QUOTED PASSAGE:
MINSK — Police in Belarus have detained hundreds of anti-government demonstrators who gathered for the 13th consecutive Sunday of protests to call for the resignation of Alyaksandr Lukashenka and a new presidential election following a disputed vote in August.
The Vyasna human rights group said 548 people had been detained by security forces on November 8. The arrests were made in Minsk, Homel, Vitebsk, Zhlobin, and other cities. The group said some of the detainees were later released.
Minsk city police earlier said that about 10 people were detained over “unsanctioned actions.”
There was a heavy police presence from the early morning in Minsk, where participants in the March of Democracy waved red-and-white flags and umbrellas that have become the symbol of the opposition. Security forces blocked several streets and cordoned off areas in central Minsk.
Access to the Internet was restricted in the capital since the morning. Several subway stations in the city center closed an hour before the rally, citing “passenger safety.”
The protests come after police detained dozens of medical professionals at an unauthorized protest against Lukashenka on November 7.
About 60 doctors and other health-care workers who gathered for the demonstration on November 7 were taken away to police stations, according to the human rights group Vyasna. Most were expected to be released shortly.
Yulia Yarmak was the first of the medical professionals detained, according to RFE/RL’s Belarus Service. She said police had promised to release all detainees except one journalist on November 7.
Meanwhile, the Belarusian Association of Journalists said on November 8 that two reporters detained while covering the medics’ rally were transferred to the Akrestsina prison in Minsk.
It identified the reporters as Yekaterina Karpitskaya from the Nasha Niva and Raman Papkov from the MBKh-Media publications. The association said there were at least 14 journalists in custody in Belarus.
There have been protests almost daily against Lukashenka in Minsk and elsewhere in the country since the presidential election, which protesters alleged was rigged and that Western countries have refused to accept.
Opposition leader Svyatlana Tsikhanouskaya, who has been living in Lithuania since shortly after the election amid threats to her and her family, praised the medics for their courage and peaceful action, and slammed the authorities for arresting health personnel in the middle of a pandemic.
Several doctors have lost their jobs because of strikes or protests, actions that Tsikhanouskaya criticized, saying Lukashenka was sacrificing people’s lives to stay in power.
Lukashenka has faced strong criticism from the medical community and the population for having resisted calls for strict lockdown measures to contain the coronavirus.

SOURCE MATERIAL:
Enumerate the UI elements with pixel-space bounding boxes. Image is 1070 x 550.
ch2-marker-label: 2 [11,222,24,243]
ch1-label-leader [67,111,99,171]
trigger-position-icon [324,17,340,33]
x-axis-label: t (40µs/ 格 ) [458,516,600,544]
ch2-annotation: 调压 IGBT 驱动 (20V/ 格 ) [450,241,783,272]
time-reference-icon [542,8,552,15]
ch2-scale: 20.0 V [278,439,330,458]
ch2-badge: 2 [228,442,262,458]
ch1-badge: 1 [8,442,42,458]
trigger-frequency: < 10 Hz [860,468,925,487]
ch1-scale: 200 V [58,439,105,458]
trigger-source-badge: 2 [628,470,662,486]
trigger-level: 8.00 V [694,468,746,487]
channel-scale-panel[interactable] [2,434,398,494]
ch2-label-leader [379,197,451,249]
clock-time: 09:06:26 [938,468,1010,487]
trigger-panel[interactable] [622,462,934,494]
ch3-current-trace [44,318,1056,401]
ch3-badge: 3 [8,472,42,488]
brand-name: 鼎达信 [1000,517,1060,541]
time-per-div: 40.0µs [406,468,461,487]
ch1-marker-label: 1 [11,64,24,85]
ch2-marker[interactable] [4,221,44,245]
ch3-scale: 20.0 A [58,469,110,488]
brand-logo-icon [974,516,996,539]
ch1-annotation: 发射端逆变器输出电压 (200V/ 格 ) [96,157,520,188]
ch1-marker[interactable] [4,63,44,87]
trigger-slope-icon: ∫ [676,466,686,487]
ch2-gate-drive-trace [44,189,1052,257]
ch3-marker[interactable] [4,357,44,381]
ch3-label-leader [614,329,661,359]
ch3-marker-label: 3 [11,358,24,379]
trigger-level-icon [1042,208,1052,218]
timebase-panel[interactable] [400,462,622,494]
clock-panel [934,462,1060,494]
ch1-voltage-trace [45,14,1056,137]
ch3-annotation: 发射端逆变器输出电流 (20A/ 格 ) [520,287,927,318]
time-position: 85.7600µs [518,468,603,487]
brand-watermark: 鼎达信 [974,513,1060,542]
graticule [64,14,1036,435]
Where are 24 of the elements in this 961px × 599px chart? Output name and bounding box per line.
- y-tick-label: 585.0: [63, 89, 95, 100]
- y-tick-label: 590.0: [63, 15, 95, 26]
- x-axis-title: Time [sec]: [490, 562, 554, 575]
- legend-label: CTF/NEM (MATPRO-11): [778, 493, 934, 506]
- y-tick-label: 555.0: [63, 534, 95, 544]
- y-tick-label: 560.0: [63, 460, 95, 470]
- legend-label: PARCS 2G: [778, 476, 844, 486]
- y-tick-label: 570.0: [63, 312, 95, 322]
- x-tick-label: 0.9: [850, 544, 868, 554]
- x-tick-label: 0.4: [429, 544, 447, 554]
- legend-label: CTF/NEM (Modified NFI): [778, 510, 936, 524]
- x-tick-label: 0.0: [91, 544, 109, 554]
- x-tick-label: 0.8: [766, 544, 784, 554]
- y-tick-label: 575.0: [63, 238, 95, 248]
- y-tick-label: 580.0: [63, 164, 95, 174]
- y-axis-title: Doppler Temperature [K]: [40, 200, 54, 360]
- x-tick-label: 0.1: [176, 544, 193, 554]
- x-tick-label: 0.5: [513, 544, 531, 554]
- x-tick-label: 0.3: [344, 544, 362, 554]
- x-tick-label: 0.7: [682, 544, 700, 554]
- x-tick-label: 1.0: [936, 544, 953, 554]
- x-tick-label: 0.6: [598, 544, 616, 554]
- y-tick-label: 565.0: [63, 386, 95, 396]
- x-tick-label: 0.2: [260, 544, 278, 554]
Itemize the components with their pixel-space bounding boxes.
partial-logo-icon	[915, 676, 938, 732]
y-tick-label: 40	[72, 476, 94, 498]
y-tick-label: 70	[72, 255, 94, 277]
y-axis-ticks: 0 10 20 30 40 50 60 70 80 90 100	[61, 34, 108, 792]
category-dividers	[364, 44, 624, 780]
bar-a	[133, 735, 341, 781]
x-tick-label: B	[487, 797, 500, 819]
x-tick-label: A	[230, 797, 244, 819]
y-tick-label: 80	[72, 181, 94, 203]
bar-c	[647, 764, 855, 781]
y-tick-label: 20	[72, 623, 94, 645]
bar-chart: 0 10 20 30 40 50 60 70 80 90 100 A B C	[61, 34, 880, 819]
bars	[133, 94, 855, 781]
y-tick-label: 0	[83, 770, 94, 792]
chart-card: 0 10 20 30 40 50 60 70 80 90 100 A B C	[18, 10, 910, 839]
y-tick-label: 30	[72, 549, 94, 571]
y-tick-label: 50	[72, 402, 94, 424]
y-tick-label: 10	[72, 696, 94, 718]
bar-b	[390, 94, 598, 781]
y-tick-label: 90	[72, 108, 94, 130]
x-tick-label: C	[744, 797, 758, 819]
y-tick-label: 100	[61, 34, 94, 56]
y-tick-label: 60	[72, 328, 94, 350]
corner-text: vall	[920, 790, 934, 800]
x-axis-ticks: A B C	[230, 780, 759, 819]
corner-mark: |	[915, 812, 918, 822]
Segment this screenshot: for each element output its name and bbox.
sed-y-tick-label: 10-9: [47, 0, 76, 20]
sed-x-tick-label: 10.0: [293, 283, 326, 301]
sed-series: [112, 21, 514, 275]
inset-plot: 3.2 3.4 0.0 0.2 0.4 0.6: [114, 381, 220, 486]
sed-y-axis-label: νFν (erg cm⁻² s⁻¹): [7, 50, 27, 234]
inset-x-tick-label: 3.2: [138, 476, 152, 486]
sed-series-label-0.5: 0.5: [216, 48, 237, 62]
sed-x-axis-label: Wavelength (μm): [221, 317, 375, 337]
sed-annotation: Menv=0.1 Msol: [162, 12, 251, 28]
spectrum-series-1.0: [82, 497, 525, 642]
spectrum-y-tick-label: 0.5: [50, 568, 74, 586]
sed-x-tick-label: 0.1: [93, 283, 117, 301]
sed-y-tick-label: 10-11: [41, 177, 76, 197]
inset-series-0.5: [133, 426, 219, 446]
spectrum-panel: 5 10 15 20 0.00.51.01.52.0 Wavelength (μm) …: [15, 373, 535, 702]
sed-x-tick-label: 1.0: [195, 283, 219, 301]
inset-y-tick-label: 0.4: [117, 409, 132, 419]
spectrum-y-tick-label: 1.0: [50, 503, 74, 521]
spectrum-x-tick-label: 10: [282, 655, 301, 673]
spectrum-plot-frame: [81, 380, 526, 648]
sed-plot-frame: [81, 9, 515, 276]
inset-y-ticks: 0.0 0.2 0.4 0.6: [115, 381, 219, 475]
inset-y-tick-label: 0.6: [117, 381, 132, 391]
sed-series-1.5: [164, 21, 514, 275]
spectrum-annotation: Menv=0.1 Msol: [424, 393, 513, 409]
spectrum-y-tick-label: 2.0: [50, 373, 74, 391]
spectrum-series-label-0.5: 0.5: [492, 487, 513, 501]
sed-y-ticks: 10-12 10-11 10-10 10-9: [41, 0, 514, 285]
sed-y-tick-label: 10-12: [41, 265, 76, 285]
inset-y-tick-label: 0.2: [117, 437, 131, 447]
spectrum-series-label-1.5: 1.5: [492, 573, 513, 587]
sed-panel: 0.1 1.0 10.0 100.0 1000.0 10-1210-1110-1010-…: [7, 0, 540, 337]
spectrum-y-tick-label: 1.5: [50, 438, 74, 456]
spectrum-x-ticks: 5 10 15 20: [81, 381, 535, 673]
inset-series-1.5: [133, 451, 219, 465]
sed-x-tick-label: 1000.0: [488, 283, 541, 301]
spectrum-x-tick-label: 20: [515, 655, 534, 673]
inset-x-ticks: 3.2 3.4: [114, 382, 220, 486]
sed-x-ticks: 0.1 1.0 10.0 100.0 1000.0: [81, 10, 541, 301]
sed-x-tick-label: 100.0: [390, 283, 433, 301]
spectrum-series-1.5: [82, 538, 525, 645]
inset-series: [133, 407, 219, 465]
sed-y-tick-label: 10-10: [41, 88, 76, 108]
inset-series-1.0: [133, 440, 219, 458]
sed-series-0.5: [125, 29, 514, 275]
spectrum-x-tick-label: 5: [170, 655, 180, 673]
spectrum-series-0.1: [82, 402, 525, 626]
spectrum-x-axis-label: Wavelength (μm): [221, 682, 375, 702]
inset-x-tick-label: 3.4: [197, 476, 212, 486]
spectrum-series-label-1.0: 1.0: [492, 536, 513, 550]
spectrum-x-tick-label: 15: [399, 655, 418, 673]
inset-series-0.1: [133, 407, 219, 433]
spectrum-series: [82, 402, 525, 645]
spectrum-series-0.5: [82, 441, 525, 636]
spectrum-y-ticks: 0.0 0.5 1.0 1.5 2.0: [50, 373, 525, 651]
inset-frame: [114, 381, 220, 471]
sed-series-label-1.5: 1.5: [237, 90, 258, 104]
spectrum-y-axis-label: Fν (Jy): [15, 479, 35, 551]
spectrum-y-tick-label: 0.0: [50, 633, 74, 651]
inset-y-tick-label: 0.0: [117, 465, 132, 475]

WORK INSTRUCTIONS:
• A. Please copy out the stretch of the Belarus protest article from "Minsk city police" through "Lukashenka on November 7.".
• B. Extend the Belarus protest article onward from its last sentence.
You can set the material aside.

ANSWERS GIVEN:
• A.
Minsk city police earlier said that about 10 people were detained over “unsanctioned actions.”
There was a heavy police presence from the early morning in Minsk, where participants in the March of Democracy waved red-and-white flags and umbrellas that have become the symbol of the opposition. Security forces blocked several streets and cordoned off areas in central Minsk.
Access to the Internet was restricted in the capital since the morning. Several subway stations in the city center closed an hour before the rally, citing “passenger safety.”
The protests come after police detained dozens of medical professionals at an unauthorized protest against Lukashenka on November 7.

• B.
Lukashenka downplayed the pandemic in the spring and summer, but partially closed all the country’s land borders to foreigners on November 1 as second wave of the virus engulfs Europe.
Tsikhanouskaya also accused the authorities of hiding the true extent of the pandemic in the country.
Belarus reported 997 new infections, a new daily record, and three deaths related to the virus on November 7 for a total of 105,283 infections and 1,004 deaths.
Also on November 7 at least 14 people were detained at a separate women’s march in Minsk, Vyasna said.
As on previous Saturdays, the women walked along Independence Avenue holding flowers in protest against Lukashenka.
Tsikhanouskaya also criticized Lukashenka for the construction of a nuclear power plant in Astravets near the Lithuanian border without the people’s consent.
The nuclear power plant, the first in Belarus, has been heavily criticized by Lithuania as a potential environmental and security threat.
Lukashenka boasted that Belarus “will become a nuclear power” at its official opening on November 7.
“The Astravets nuclear power station is a new step into the future, toward ensuring the energy security of the state,” Lukashenka said in comments broadcast on state television.
Built by Russian state-owned firm Rosatom and financed by Moscow with a $10 billion loan, construction of the power plant near the city of Astravets, in the western Hrodna region, was opposed by Lithuania, whose capital, Vilnius, is just 50 kilometers away.
Astravets draws water for its cooling reactors from the Nevis River, which also supplies drinking water in Lithuania.
Belarus began operating the plant earlier this week, prompting Lithuania to halt electricity imports from its neighbor.
The plant’s construction has also been divisive among Belarusians, who suffered greatly from the 1986 Chernobyl nuclear disaster. Belarus saw a quarter of its territory contaminated in the world’s worst civilian nuclear accident.